(Stored data)
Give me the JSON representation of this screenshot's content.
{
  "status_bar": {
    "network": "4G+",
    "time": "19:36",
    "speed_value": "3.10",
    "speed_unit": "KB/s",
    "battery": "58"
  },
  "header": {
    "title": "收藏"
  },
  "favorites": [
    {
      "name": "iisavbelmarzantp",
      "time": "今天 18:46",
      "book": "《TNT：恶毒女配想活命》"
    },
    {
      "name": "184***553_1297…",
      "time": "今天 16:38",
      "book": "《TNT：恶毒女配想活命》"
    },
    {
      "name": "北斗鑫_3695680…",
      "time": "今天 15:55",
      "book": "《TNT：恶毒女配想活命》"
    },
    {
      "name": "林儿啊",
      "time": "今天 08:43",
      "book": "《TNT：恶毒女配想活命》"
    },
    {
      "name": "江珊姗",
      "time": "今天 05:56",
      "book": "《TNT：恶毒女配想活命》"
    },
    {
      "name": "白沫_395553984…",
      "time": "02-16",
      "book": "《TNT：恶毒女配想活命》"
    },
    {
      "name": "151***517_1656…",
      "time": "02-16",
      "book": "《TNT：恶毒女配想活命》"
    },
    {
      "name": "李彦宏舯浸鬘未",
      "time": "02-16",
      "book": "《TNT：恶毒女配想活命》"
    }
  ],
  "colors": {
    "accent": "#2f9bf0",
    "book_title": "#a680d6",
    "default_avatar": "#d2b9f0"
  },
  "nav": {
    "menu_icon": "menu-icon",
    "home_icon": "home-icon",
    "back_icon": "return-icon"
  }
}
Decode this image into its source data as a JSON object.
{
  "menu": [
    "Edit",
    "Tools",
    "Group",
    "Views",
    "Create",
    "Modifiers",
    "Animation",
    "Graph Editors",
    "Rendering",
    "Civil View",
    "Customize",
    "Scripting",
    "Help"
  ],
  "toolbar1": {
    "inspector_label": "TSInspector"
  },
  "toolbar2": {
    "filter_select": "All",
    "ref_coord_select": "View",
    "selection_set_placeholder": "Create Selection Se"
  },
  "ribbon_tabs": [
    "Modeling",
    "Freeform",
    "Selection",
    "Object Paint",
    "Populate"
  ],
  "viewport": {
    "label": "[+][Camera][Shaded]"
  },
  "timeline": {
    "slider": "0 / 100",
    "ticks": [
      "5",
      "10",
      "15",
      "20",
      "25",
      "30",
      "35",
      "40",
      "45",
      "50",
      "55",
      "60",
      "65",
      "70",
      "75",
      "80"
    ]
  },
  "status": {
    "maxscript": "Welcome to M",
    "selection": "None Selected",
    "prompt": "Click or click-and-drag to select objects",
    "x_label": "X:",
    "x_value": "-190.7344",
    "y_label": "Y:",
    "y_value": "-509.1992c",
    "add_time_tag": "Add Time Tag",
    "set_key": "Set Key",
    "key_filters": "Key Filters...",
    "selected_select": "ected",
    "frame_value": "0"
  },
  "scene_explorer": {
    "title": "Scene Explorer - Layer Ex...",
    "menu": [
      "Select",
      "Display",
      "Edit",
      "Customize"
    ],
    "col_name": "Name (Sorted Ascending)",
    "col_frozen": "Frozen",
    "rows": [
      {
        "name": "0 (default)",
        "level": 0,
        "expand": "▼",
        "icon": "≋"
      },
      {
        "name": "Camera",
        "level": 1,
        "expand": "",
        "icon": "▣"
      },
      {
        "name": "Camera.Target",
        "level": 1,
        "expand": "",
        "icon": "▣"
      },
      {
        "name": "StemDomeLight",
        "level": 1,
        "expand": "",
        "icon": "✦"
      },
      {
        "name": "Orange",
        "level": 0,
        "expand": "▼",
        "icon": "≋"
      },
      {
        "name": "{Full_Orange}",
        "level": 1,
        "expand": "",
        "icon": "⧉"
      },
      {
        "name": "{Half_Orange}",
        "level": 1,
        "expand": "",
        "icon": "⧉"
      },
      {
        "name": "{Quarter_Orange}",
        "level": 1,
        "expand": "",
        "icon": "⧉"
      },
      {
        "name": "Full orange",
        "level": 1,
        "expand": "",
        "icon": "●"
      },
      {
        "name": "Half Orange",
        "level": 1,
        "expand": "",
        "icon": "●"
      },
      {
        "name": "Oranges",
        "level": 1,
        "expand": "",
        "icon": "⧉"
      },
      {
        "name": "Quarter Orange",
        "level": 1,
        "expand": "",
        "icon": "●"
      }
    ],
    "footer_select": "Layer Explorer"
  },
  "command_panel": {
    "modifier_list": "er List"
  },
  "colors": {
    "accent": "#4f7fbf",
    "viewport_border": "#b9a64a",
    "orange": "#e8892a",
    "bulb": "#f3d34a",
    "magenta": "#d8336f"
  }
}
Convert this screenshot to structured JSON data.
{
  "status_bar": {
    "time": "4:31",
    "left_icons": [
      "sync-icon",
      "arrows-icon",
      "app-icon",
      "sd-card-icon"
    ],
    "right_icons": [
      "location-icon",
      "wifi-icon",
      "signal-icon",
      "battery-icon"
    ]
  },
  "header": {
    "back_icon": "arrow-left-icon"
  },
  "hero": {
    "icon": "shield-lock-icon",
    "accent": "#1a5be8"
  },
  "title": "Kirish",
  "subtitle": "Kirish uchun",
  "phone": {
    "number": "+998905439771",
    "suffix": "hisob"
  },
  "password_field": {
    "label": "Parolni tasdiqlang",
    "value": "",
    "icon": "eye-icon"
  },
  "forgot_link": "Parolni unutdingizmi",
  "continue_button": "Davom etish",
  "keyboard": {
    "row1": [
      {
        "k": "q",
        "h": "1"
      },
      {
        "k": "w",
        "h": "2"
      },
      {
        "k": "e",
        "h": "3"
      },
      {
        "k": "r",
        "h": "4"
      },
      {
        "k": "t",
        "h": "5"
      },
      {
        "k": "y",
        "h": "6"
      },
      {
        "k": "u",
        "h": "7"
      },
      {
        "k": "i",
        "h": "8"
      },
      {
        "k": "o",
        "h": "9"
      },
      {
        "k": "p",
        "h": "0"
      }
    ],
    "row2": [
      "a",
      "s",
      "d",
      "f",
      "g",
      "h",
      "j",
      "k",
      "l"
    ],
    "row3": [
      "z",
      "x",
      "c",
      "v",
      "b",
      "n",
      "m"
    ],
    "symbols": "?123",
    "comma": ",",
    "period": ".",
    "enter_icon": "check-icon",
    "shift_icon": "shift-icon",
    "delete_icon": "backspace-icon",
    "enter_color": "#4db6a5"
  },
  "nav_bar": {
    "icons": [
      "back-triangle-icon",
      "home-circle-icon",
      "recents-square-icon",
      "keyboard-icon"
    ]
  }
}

Task to carry out
For each line in the data above that contains the string "Parolni", extract the line.

Result for this task
    "label": "Parolni tasdiqlang",
  "forgot_link": "Parolni unutdingizmi",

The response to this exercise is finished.